===== Recorded data =====
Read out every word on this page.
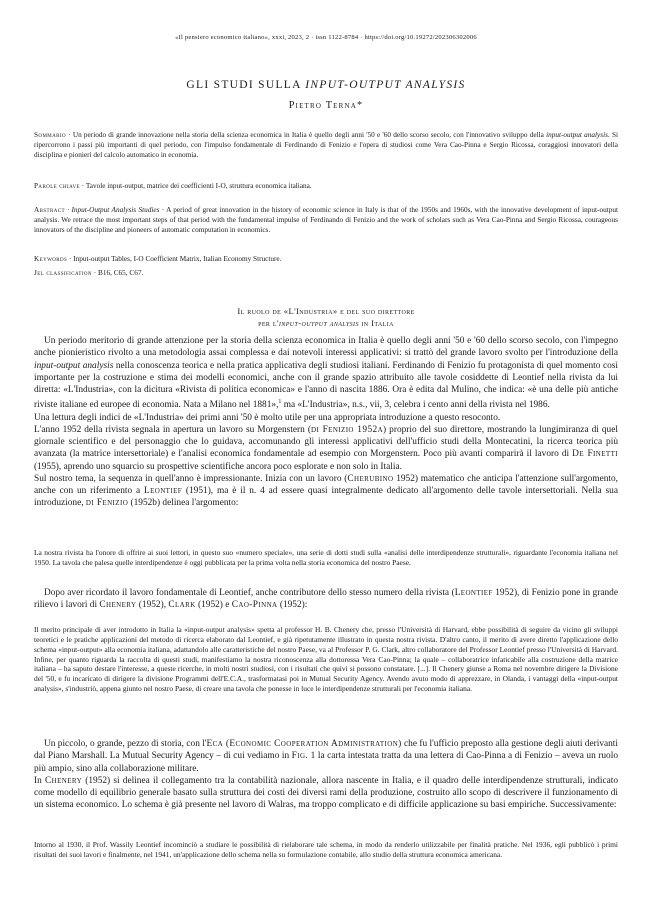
«Il pensiero economico italiano», xxxi, 2023, 2 · issn 1122-8784 · https://doi.org/10.19272/202306302006
GLI STUDI SULLA INPUT-OUTPUT ANALYSIS
Pietro Terna*
Sommario · Un periodo di grande innovazione nella storia della scienza economica in Italia è quello degli anni '50 e '60 dello scorso secolo, con l'innovativo sviluppo della input-output analysis. Si ripercorrono i passi più importanti di quel periodo, con l'impulso fondamentale di Ferdinando di Fenizio e l'opera di studiosi come Vera Cao-Pinna e Sergio Ricossa, coraggiosi innovatori della disciplina e pionieri del calcolo automatico in economia.
Parole chiave · Tavole input-output, matrice dei coefficienti I-O, struttura economica italiana.
Abstract · Input-Output Analysis Studies · A period of great innovation in the history of economic science in Italy is that of the 1950s and 1960s, with the innovative development of input-output analysis. We retrace the most important steps of that period with the fundamental impulse of Ferdinando di Fenizio and the work of scholars such as Vera Cao-Pinna and Sergio Ricossa, courageous innovators of the discipline and pioneers of automatic computation in economics.
Keywords · Input-output Tables, I-O Coefficient Matrix, Italian Economy Structure.
Jel classification · B16, C65, C67.
Il ruolo de «L'Industria» e del suo direttore
per l'input-output analysis in Italia

Un periodo meritorio di grande attenzione per la storia della scienza economica in Italia è quello degli anni '50 e '60 dello scorso secolo, con l'impegno anche pionieristico rivolto a una metodologia assai complessa e dai notevoli interessi applicativi: si trattò del grande lavoro svolto per l'introduzione della input-output analysis nella conoscenza teorica e nella pratica applicativa degli studiosi italiani. Ferdinando di Fenizio fu protagonista di quel momento così importante per la costruzione e stima dei modelli economici, anche con il grande spazio attribuito alle tavole cosiddette di Leontief nella rivista da lui diretta: «L'Industria», con la dicitura «Rivista di politica economica» e l'anno di nascita 1886. Ora è edita dal Mulino, che indica: «è una delle più antiche riviste italiane ed europee di economia. Nata a Milano nel 1881»,$^1$ ma «L'Industria», n.s., vii, 3, celebra i cento anni della rivista nel 1986.

Una lettura degli indici de «L'Industria» dei primi anni '50 è molto utile per una appropriata introduzione a questo resoconto.

L'anno 1952 della rivista segnala in apertura un lavoro su Morgenstern (di Fenizio 1952a) proprio del suo direttore, mostrando la lungimiranza di quel giornale scientifico e del personaggio che lo guidava, accomunando gli interessi applicativi dell'ufficio studi della Montecatini, la ricerca teorica più avanzata (la matrice intersettoriale) e l'analisi economica fondamentale ad esempio con Morgenstern. Poco più avanti comparirà il lavoro di De Finetti (1955), aprendo uno squarcio su prospettive scientifiche ancora poco esplorate e non solo in Italia.

Sul nostro tema, la sequenza in quell'anno è impressionante. Inizia con un lavoro (Cherubino 1952) matematico che anticipa l'attenzione sull'argomento, anche con un riferimento a Leontief (1951), ma è il n. 4 ad essere quasi integralmente dedicato all'argomento delle tavole intersettoriali. Nella sua introduzione, di Fenizio (1952b) delinea l'argomento:

La nostra rivista ha l'onore di offrire ai suoi lettori, in questo suo «numero speciale», una serie di dotti studi sulla «analisi delle interdipendenze strutturali», riguardante l'economia italiana nel 1950. La tavola che palesa quelle interdipendenze è oggi pubblicata per la prima volta nella storia economica del nostro Paese.

Dopo aver ricordato il lavoro fondamentale di Leontief, anche contributore dello stesso numero della rivista (Leontief 1952), di Fenizio pone in grande rilievo i lavori di Chenery (1952), Clark (1952) e Cao-Pinna (1952):

Il merito principale di aver introdotto in Italia la «input-output analysis» spetta al professor H. B. Chenery che, presso l'Università di Harvard, ebbe possibilità di seguire da vicino gli sviluppi teoretici e le pratiche applicazioni del metodo di ricerca elaborato dal Leontief, e già ripetutamente illustrato in questa nostra rivista. D'altro canto, il merito di avere diretto l'applicazione dello schema «input-output» alla economia italiana, adattandolo alle caratteristiche del nostro Paese, va al Professor P. G. Clark, altro collaboratore del Professor Leontief presso l'Università di Harvard. Infine, per quanto riguarda la raccolta di questi studi, manifestiamo la nostra riconoscenza alla dottoressa Vera Cao-Pinna; la quale – collaboratrice infaticabile alla costruzione della matrice italiana – ha saputo destare l'interesse, a queste ricerche, in molti nostri studiosi, con i risultati che quivi si possono constatare. [...]. Il Chenery giunse a Roma nel novembre dirigere la Divisione del '50, e fu incaricato di dirigere la divisione Programmi dell'E.C.A., trasformatasi poi in Mutual Security Agency. Avendo avuto modo di apprezzare, in Olanda, i vantaggi della «input-output analysis», s'industriò, appena giunto nel nostro Paese, di creare una tavola che ponesse in luce le interdipendenze strutturali per l'economia italiana.

Un piccolo, o grande, pezzo di storia, con l'Eca (Economic Cooperation Administration) che fu l'ufficio preposto alla gestione degli aiuti derivanti dal Piano Marshall. La Mutual Security Agency – di cui vediamo in Fig. 1 la carta intestata tratta da una lettera di Cao-Pinna a di Fenizio – aveva un ruolo più ampio, sino alla collaborazione militare.

In Chenery (1952) si delinea il collegamento tra la contabilità nazionale, allora nascente in Italia, e il quadro delle interdipendenze strutturali, indicato come modello di equilibrio generale basato sulla struttura dei costi dei diversi rami della produzione, costruito allo scopo di descrivere il funzionamento di un sistema economico. Lo schema è già presente nel lavoro di Walras, ma troppo complicato e di difficile applicazione su basi empiriche. Successivamente:

Intorno al 1930, il Prof. Wassily Leontief incominciò a studiare le possibilità di rielaborare tale schema, in modo da renderlo utilizzabile per finalità pratiche. Nel 1936, egli pubblicò i primi risultati dei suoi lavori e finalmente, nel 1941, un'applicazione dello schema nella su formulazione contabile, allo studio della struttura economica americana.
=====
### Exercise requirements
Copy the records above exactly, omitting every picture.

### Output below
Read out every word on this page.
«Il pensiero economico italiano», xxxi, 2023, 2 · issn 1122-8784 · https://doi.org/10.19272/202306302006
GLI STUDI SULLA INPUT-OUTPUT ANALYSIS
Pietro Terna*
Sommario · Un periodo di grande innovazione nella storia della scienza economica in Italia è quello degli anni '50 e '60 dello scorso secolo, con l'innovativo sviluppo della input-output analysis. Si ripercorrono i passi più importanti di quel periodo, con l'impulso fondamentale di Ferdinando di Fenizio e l'opera di studiosi come Vera Cao-Pinna e Sergio Ricossa, coraggiosi innovatori della disciplina e pionieri del calcolo automatico in economia.
Parole chiave · Tavole input-output, matrice dei coefficienti I-O, struttura economica italiana.
Abstract · Input-Output Analysis Studies · A period of great innovation in the history of economic science in Italy is that of the 1950s and 1960s, with the innovative development of input-output analysis. We retrace the most important steps of that period with the fundamental impulse of Ferdinando di Fenizio and the work of scholars such as Vera Cao-Pinna and Sergio Ricossa, courageous innovators of the discipline and pioneers of automatic computation in economics.
Keywords · Input-output Tables, I-O Coefficient Matrix, Italian Economy Structure.
Jel classification · B16, C65, C67.
Il ruolo de «L'Industria» e del suo direttore
per l'input-output analysis in Italia

Un periodo meritorio di grande attenzione per la storia della scienza economica in Italia è quello degli anni '50 e '60 dello scorso secolo, con l'impegno anche pionieristico rivolto a una metodologia assai complessa e dai notevoli interessi applicativi: si trattò del grande lavoro svolto per l'introduzione della input-output analysis nella conoscenza teorica e nella pratica applicativa degli studiosi italiani. Ferdinando di Fenizio fu protagonista di quel momento così importante per la costruzione e stima dei modelli economici, anche con il grande spazio attribuito alle tavole cosiddette di Leontief nella rivista da lui diretta: «L'Industria», con la dicitura «Rivista di politica economica» e l'anno di nascita 1886. Ora è edita dal Mulino, che indica: «è una delle più antiche riviste italiane ed europee di economia. Nata a Milano nel 1881»,$^1$ ma «L'Industria», n.s., vii, 3, celebra i cento anni della rivista nel 1986.

Una lettura degli indici de «L'Industria» dei primi anni '50 è molto utile per una appropriata introduzione a questo resoconto.

L'anno 1952 della rivista segnala in apertura un lavoro su Morgenstern (di Fenizio 1952a) proprio del suo direttore, mostrando la lungimiranza di quel giornale scientifico e del personaggio che lo guidava, accomunando gli interessi applicativi dell'ufficio studi della Montecatini, la ricerca teorica più avanzata (la matrice intersettoriale) e l'analisi economica fondamentale ad esempio con Morgenstern. Poco più avanti comparirà il lavoro di De Finetti (1955), aprendo uno squarcio su prospettive scientifiche ancora poco esplorate e non solo in Italia.

Sul nostro tema, la sequenza in quell'anno è impressionante. Inizia con un lavoro (Cherubino 1952) matematico che anticipa l'attenzione sull'argomento, anche con un riferimento a Leontief (1951), ma è il n. 4 ad essere quasi integralmente dedicato all'argomento delle tavole intersettoriali. Nella sua introduzione, di Fenizio (1952b) delinea l'argomento:

La nostra rivista ha l'onore di offrire ai suoi lettori, in questo suo «numero speciale», una serie di dotti studi sulla «analisi delle interdipendenze strutturali», riguardante l'economia italiana nel 1950. La tavola che palesa quelle interdipendenze è oggi pubblicata per la prima volta nella storia economica del nostro Paese.

Dopo aver ricordato il lavoro fondamentale di Leontief, anche contributore dello stesso numero della rivista (Leontief 1952), di Fenizio pone in grande rilievo i lavori di Chenery (1952), Clark (1952) e Cao-Pinna (1952):

Il merito principale di aver introdotto in Italia la «input-output analysis» spetta al professor H. B. Chenery che, presso l'Università di Harvard, ebbe possibilità di seguire da vicino gli sviluppi teoretici e le pratiche applicazioni del metodo di ricerca elaborato dal Leontief, e già ripetutamente illustrato in questa nostra rivista. D'altro canto, il merito di avere diretto l'applicazione dello schema «input-output» alla economia italiana, adattandolo alle caratteristiche del nostro Paese, va al Professor P. G. Clark, altro collaboratore del Professor Leontief presso l'Università di Harvard. Infine, per quanto riguarda la raccolta di questi studi, manifestiamo la nostra riconoscenza alla dottoressa Vera Cao-Pinna; la quale – collaboratrice infaticabile alla costruzione della matrice italiana – ha saputo destare l'interesse, a queste ricerche, in molti nostri studiosi, con i risultati che quivi si possono constatare. [...]. Il Chenery giunse a Roma nel novembre dirigere la Divisione del '50, e fu incaricato di dirigere la divisione Programmi dell'E.C.A., trasformatasi poi in Mutual Security Agency. Avendo avuto modo di apprezzare, in Olanda, i vantaggi della «input-output analysis», s'industriò, appena giunto nel nostro Paese, di creare una tavola che ponesse in luce le interdipendenze strutturali per l'economia italiana.

Un piccolo, o grande, pezzo di storia, con l'Eca (Economic Cooperation Administration) che fu l'ufficio preposto alla gestione degli aiuti derivanti dal Piano Marshall. La Mutual Security Agency – di cui vediamo in Fig. 1 la carta intestata tratta da una lettera di Cao-Pinna a di Fenizio – aveva un ruolo più ampio, sino alla collaborazione militare.

In Chenery (1952) si delinea il collegamento tra la contabilità nazionale, allora nascente in Italia, e il quadro delle interdipendenze strutturali, indicato come modello di equilibrio generale basato sulla struttura dei costi dei diversi rami della produzione, costruito allo scopo di descrivere il funzionamento di un sistema economico. Lo schema è già presente nel lavoro di Walras, ma troppo complicato e di difficile applicazione su basi empiriche. Successivamente:

Intorno al 1930, il Prof. Wassily Leontief incominciò a studiare le possibilità di rielaborare tale schema, in modo da renderlo utilizzabile per finalità pratiche. Nel 1936, egli pubblicò i primi risultati dei suoi lavori e finalmente, nel 1941, un'applicazione dello schema nella su formulazione contabile, allo studio della struttura economica americana.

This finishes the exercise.